From the listing below, select every line where the word "Évolution" appears.

ENTRIES PROVIDED >>
--
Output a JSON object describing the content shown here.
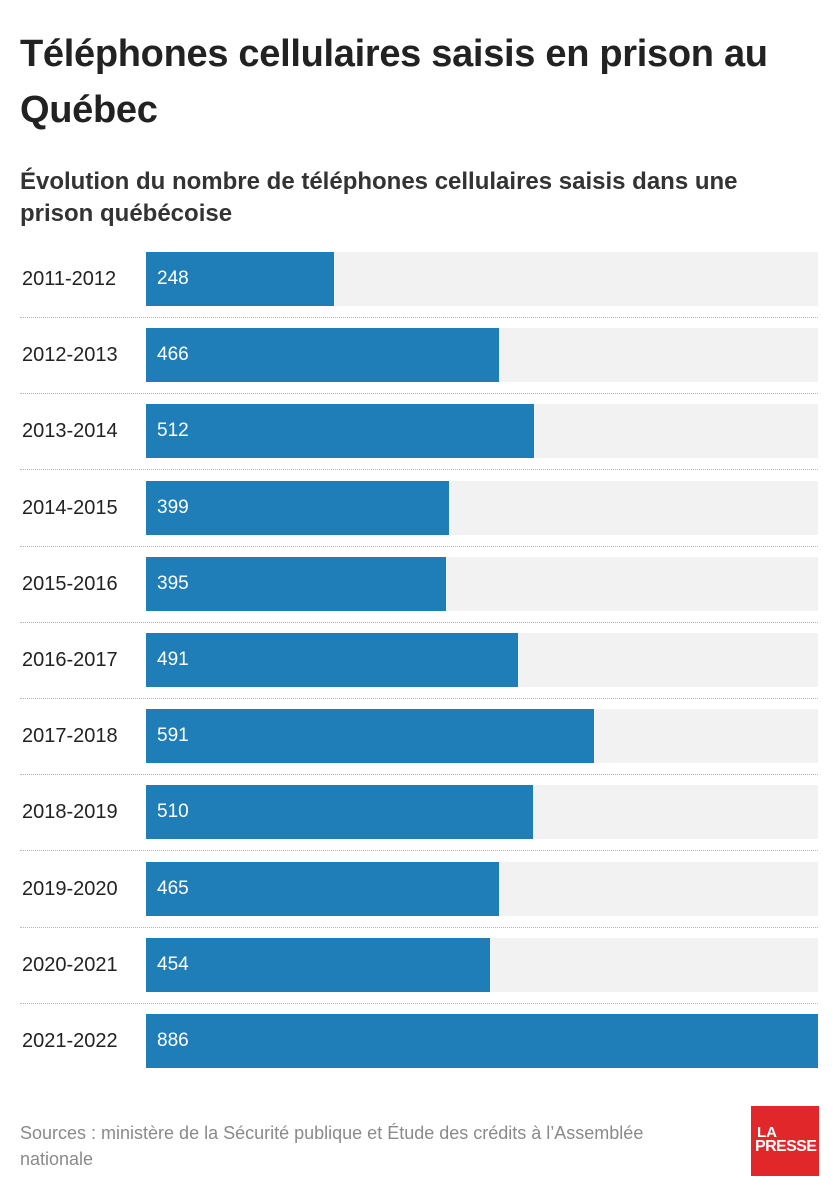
{
  "header": {
    "title": "Téléphones cellulaires saisis en prison au Québec",
    "subtitle": "Évolution du nombre de téléphones cellulaires saisis dans une prison québécoise"
  },
  "chart_data": {
    "type": "bar",
    "orientation": "horizontal",
    "title": "Téléphones cellulaires saisis en prison au Québec",
    "subtitle": "Évolution du nombre de téléphones cellulaires saisis dans une prison québécoise",
    "categories": [
      "2011-2012",
      "2012-2013",
      "2013-2014",
      "2014-2015",
      "2015-2016",
      "2016-2017",
      "2017-2018",
      "2018-2019",
      "2019-2020",
      "2020-2021",
      "2021-2022"
    ],
    "values": [
      248,
      466,
      512,
      399,
      395,
      491,
      591,
      510,
      465,
      454,
      886
    ],
    "value_labels": [
      "248",
      "466",
      "512",
      "399",
      "395",
      "491",
      "591",
      "510",
      "465",
      "454",
      "886"
    ],
    "xlim": [
      0,
      886
    ],
    "bar_color": "#1f7db8",
    "track_color": "#f2f2f2",
    "grid": false,
    "legend": "none"
  },
  "footer": {
    "source": "Sources : ministère de la Sécurité publique et Étude des crédits à l’Assemblée nationale"
  },
  "logo": {
    "line1": "LA",
    "line2": "PRESSE",
    "color": "#e2272a"
  }
}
--
WRITTEN ANSWER >>
    "subtitle": "Évolution du nombre de téléphones cellulaires saisis dans une prison québécoise"
    "subtitle": "Évolution du nombre de téléphones cellulaires saisis dans une prison québécoise",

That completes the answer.